- INSTRUCTIONS FOR THE TASK
Lines holding the string "гражданского" are the ones to copy from this listing.

(Extracted data entries)
------------------------------------------------------------------------

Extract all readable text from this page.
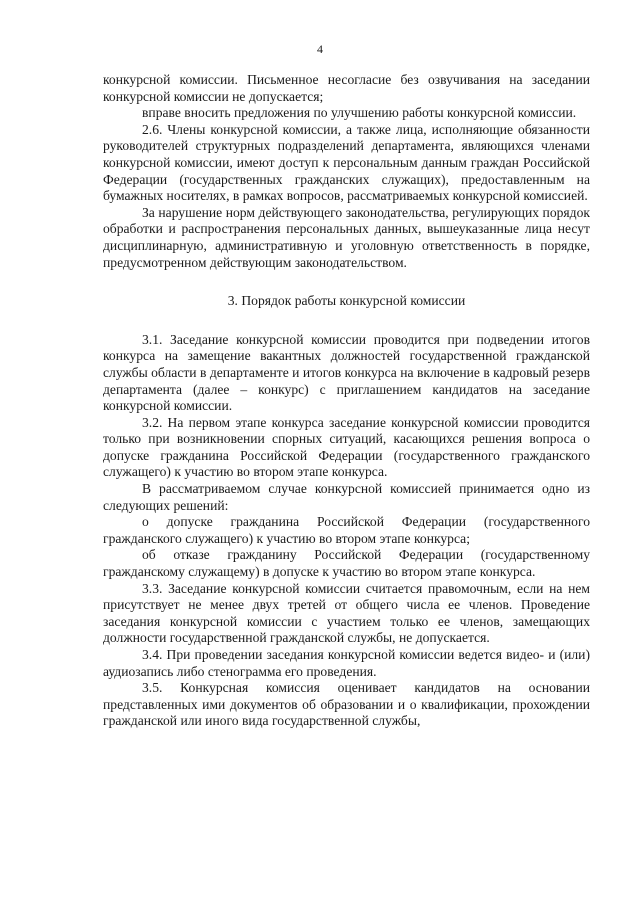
4

конкурсной комиссии. Письменное несогласие без озвучивания на заседании конкурсной комиссии не допускается;

вправе вносить предложения по улучшению работы конкурсной комиссии.

2.6. Члены конкурсной комиссии, а также лица, исполняющие обязанности руководителей структурных подразделений департамента, являющихся членами конкурсной комиссии, имеют доступ к персональным данным граждан Российской Федерации (государственных гражданских служащих), предоставленным на бумажных носителях, в рамках вопросов, рассматриваемых конкурсной комиссией.

За нарушение норм действующего законодательства, регулирующих порядок обработки и распространения персональных данных, вышеуказанные лица несут дисциплинарную, административную и уголовную ответственность в порядке, предусмотренном действующим законодательством.

3. Порядок работы конкурсной комиссии

3.1. Заседание конкурсной комиссии проводится при подведении итогов конкурса на замещение вакантных должностей государственной гражданской службы области в департаменте и итогов конкурса на включение в кадровый резерв департамента (далее – конкурс) с приглашением кандидатов на заседание конкурсной комиссии.

3.2. На первом этапе конкурса заседание конкурсной комиссии проводится только при возникновении спорных ситуаций, касающихся решения вопроса о допуске гражданина Российской Федерации (государственного гражданского служащего) к участию во втором этапе конкурса.

В рассматриваемом случае конкурсной комиссией принимается одно из следующих решений:

о допуске гражданина Российской Федерации (государственного гражданского служащего) к участию во втором этапе конкурса;

об отказе гражданину Российской Федерации (государственному гражданскому служащему) в допуске к участию во втором этапе конкурса.

3.3. Заседание конкурсной комиссии считается правомочным, если на нем присутствует не менее двух третей от общего числа ее членов. Проведение заседания конкурсной комиссии с участием только ее членов, замещающих должности государственной гражданской службы, не допускается.

3.4. При проведении заседания конкурсной комиссии ведется видео- и (или) аудиозапись либо стенограмма его проведения.

3.5. Конкурсная комиссия оценивает кандидатов на основании представленных ими документов об образовании и о квалификации, прохождении гражданской или иного вида государственной службы,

------------------------------------------------------------------------

- RESULT
3.2. На первом этапе конкурса заседание конкурсной комиссии проводится только при возникновении спорных ситуаций, касающихся решения вопроса о допуске гражданина Российской Федерации (государственного гражданского служащего) к участию во втором этапе конкурса.
о допуске гражданина Российской Федерации (государственного гражданского служащего) к участию во втором этапе конкурса;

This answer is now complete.